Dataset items
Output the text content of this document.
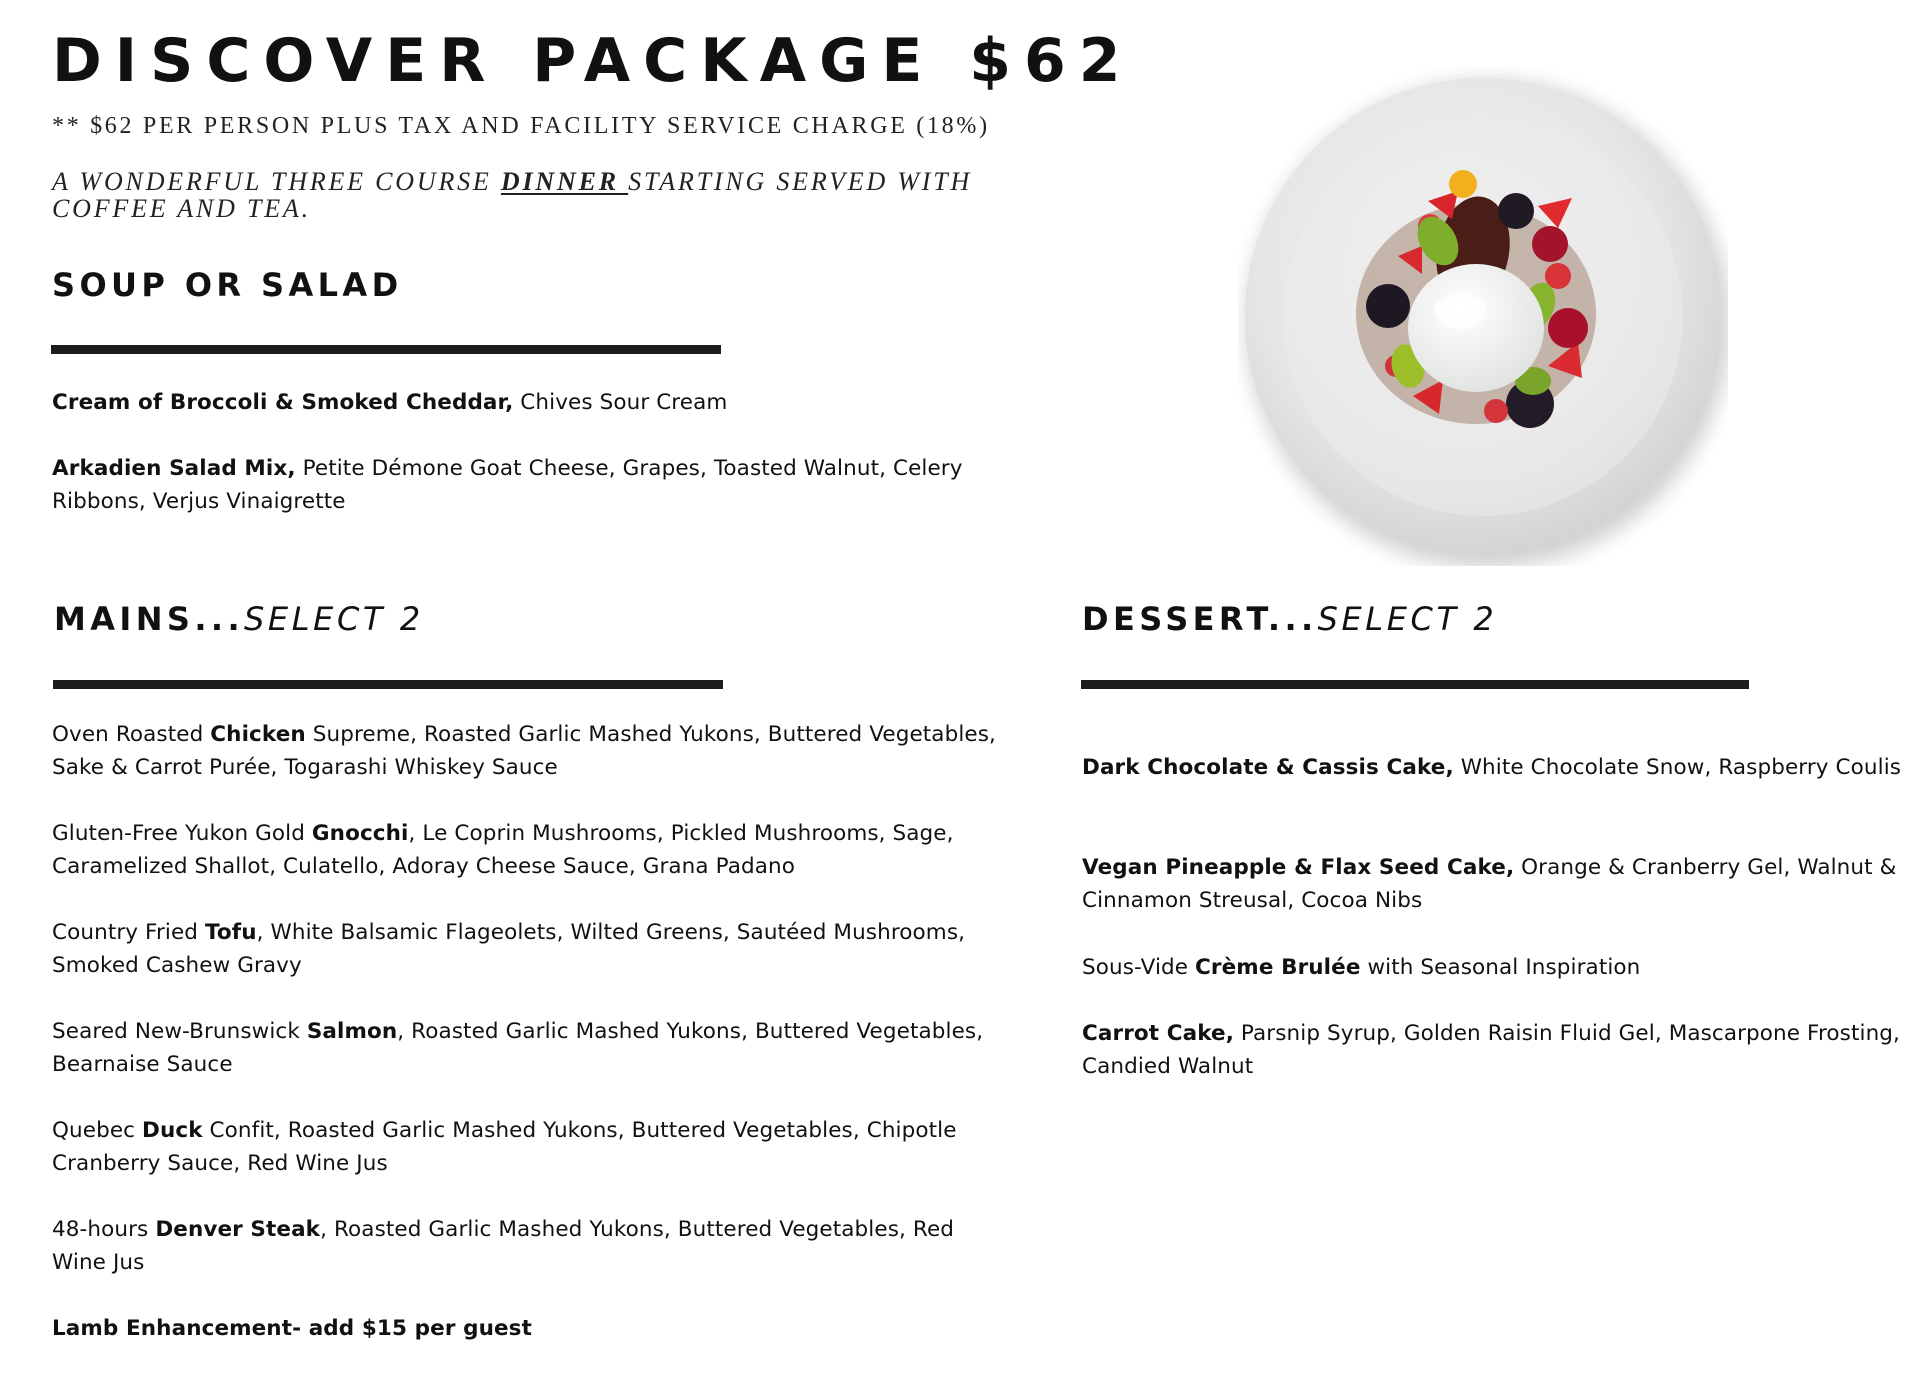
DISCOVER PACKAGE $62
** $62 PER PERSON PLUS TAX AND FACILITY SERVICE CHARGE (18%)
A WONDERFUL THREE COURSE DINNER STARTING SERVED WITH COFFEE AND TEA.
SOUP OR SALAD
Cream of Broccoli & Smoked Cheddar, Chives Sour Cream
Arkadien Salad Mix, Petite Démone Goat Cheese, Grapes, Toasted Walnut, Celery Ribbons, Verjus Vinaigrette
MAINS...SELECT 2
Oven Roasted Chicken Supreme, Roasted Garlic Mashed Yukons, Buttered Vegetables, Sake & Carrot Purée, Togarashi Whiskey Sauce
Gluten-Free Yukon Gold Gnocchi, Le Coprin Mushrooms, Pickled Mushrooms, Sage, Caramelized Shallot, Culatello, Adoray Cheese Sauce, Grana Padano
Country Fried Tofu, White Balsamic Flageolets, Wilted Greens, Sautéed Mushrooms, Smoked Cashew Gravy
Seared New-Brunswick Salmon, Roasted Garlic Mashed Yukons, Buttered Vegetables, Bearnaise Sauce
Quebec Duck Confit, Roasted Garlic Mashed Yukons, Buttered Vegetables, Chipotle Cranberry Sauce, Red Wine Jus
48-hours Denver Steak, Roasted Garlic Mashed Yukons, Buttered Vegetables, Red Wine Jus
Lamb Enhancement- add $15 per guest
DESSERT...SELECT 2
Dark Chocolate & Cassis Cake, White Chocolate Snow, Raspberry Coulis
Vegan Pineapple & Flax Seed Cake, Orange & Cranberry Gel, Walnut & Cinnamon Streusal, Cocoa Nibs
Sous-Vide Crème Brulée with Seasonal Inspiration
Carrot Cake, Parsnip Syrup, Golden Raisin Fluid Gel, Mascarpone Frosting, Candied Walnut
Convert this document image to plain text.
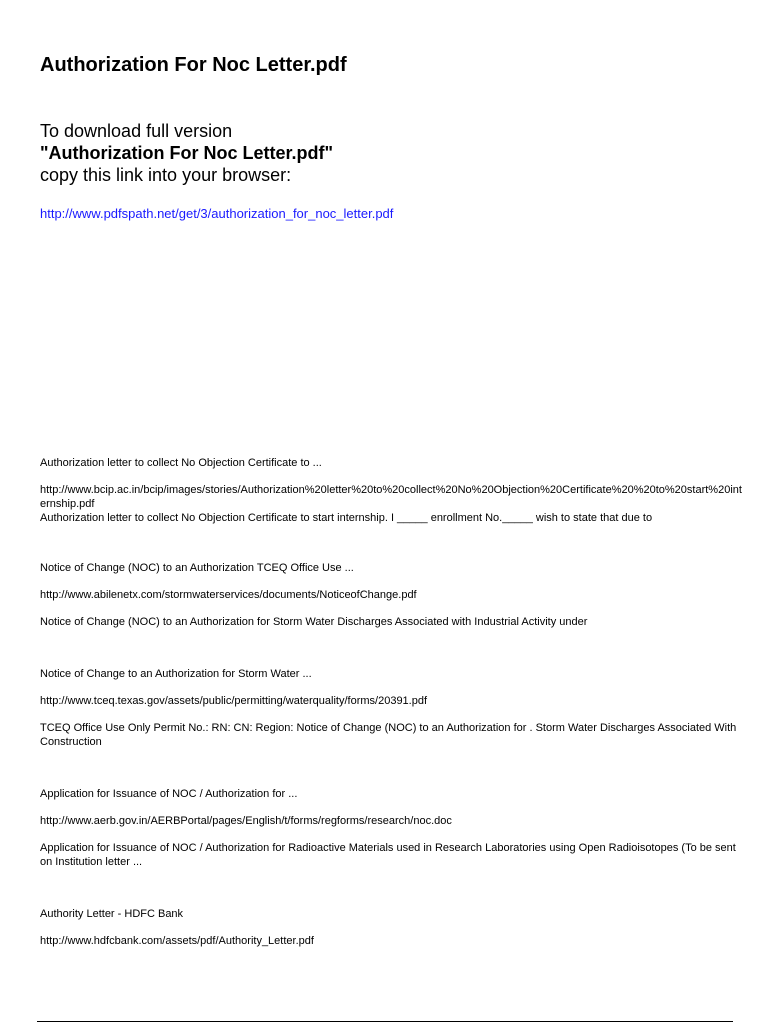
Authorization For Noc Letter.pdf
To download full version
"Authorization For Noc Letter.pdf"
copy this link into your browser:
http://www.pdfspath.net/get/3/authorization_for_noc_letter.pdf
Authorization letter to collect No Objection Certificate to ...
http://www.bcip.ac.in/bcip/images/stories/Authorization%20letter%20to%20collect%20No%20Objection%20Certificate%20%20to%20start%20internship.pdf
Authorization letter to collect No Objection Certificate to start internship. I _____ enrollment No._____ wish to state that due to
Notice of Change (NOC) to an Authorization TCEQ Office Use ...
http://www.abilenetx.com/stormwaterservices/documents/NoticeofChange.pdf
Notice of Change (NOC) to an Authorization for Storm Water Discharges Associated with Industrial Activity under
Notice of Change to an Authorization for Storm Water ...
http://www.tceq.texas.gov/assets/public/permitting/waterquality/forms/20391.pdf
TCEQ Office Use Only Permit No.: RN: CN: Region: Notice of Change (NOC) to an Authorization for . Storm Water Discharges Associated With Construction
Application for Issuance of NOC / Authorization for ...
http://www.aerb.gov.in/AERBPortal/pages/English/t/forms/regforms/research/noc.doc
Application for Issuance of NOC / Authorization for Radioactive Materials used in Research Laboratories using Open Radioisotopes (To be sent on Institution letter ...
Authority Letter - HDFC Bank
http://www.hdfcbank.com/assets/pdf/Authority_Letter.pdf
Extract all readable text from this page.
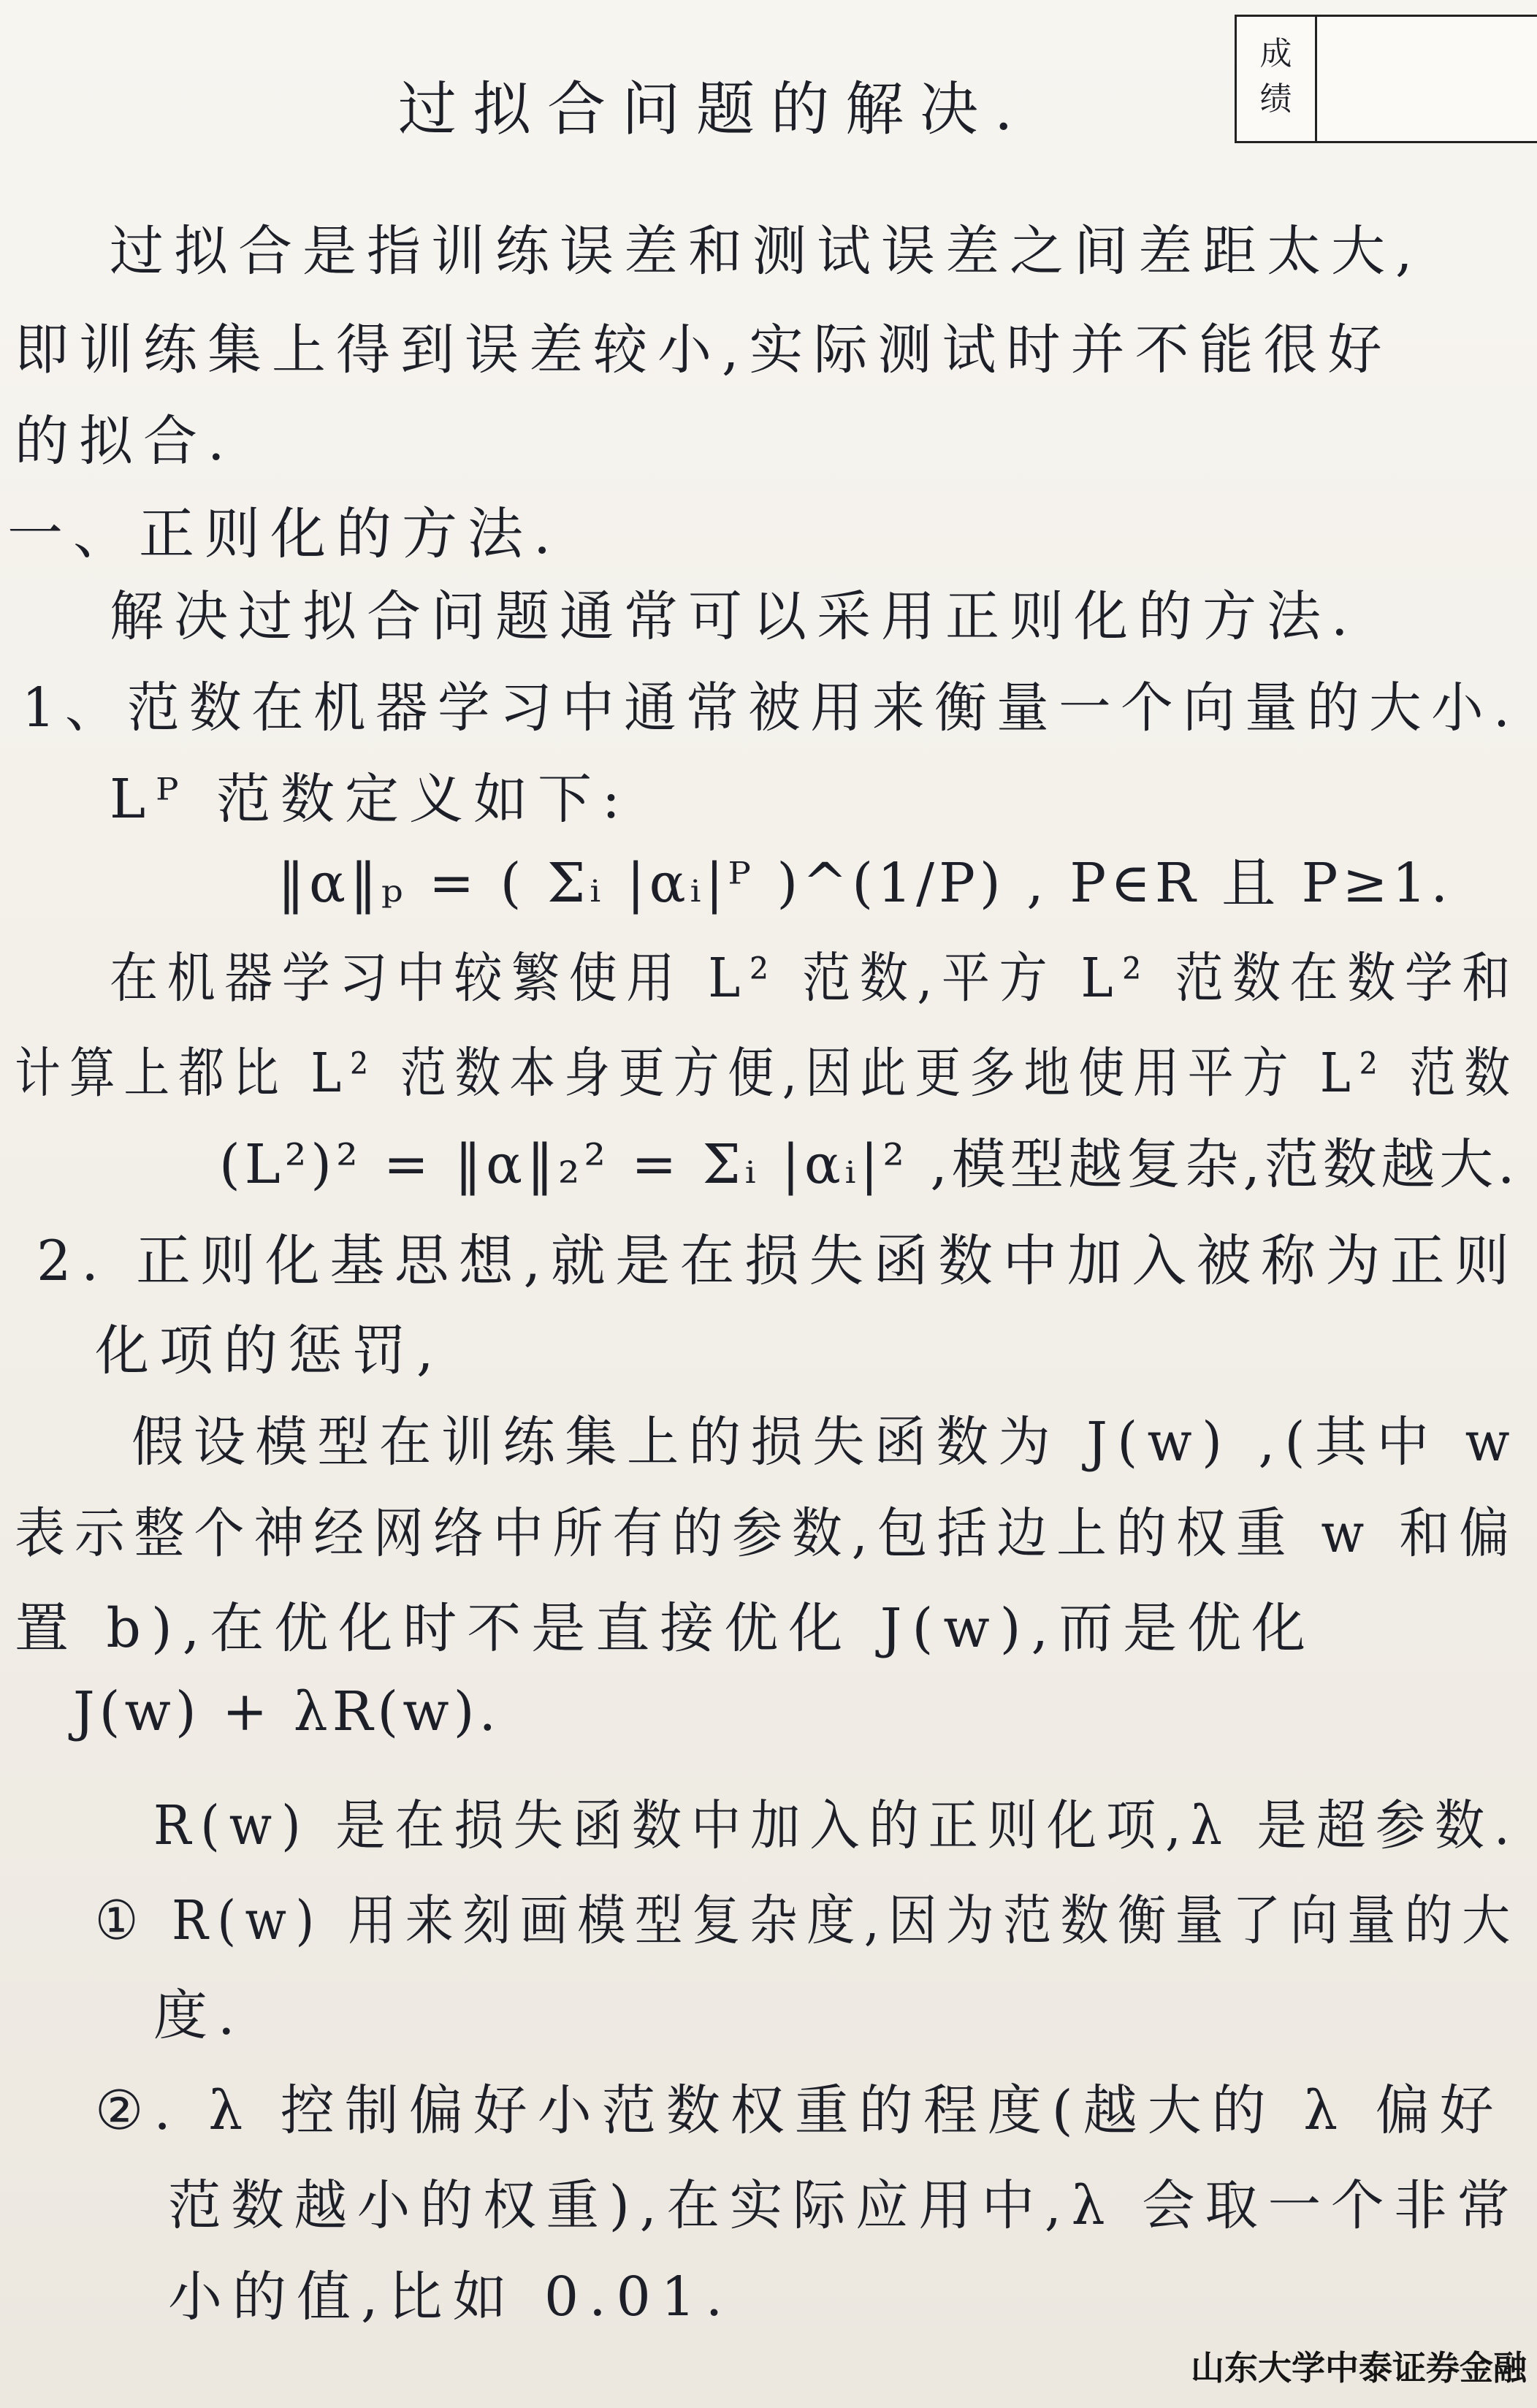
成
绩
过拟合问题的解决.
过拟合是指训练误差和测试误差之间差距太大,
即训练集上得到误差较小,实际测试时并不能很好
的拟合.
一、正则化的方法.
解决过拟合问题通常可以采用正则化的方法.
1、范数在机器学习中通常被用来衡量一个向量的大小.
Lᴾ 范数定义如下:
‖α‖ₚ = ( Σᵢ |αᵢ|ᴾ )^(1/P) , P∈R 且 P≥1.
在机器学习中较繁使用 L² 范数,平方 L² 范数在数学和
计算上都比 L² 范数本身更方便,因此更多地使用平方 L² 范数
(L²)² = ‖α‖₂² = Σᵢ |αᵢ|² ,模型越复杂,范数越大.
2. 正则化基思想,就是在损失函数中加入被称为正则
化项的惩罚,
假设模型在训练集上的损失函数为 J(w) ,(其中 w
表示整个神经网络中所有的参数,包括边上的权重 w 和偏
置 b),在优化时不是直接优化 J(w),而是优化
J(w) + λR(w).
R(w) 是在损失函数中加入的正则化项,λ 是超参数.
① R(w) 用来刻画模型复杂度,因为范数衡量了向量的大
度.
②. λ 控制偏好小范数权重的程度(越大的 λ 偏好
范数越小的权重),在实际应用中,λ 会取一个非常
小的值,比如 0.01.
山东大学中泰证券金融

CHALLENGE:
In the entries above, find each line with the word "Buttered" and copy it.

RESPONSE TO THIS TASK:
Oven Roasted Chicken Supreme, Roasted Garlic Mashed Yukons, Buttered Vegetables, Sake & Carrot Purée, Togarashi Whiskey Sauce
Seared New-Brunswick Salmon, Roasted Garlic Mashed Yukons, Buttered Vegetables, Bearnaise Sauce
Quebec Duck Confit, Roasted Garlic Mashed Yukons, Buttered Vegetables, Chipotle Cranberry Sauce, Red Wine Jus
48-hours Denver Steak, Roasted Garlic Mashed Yukons, Buttered Vegetables, Red Wine Jus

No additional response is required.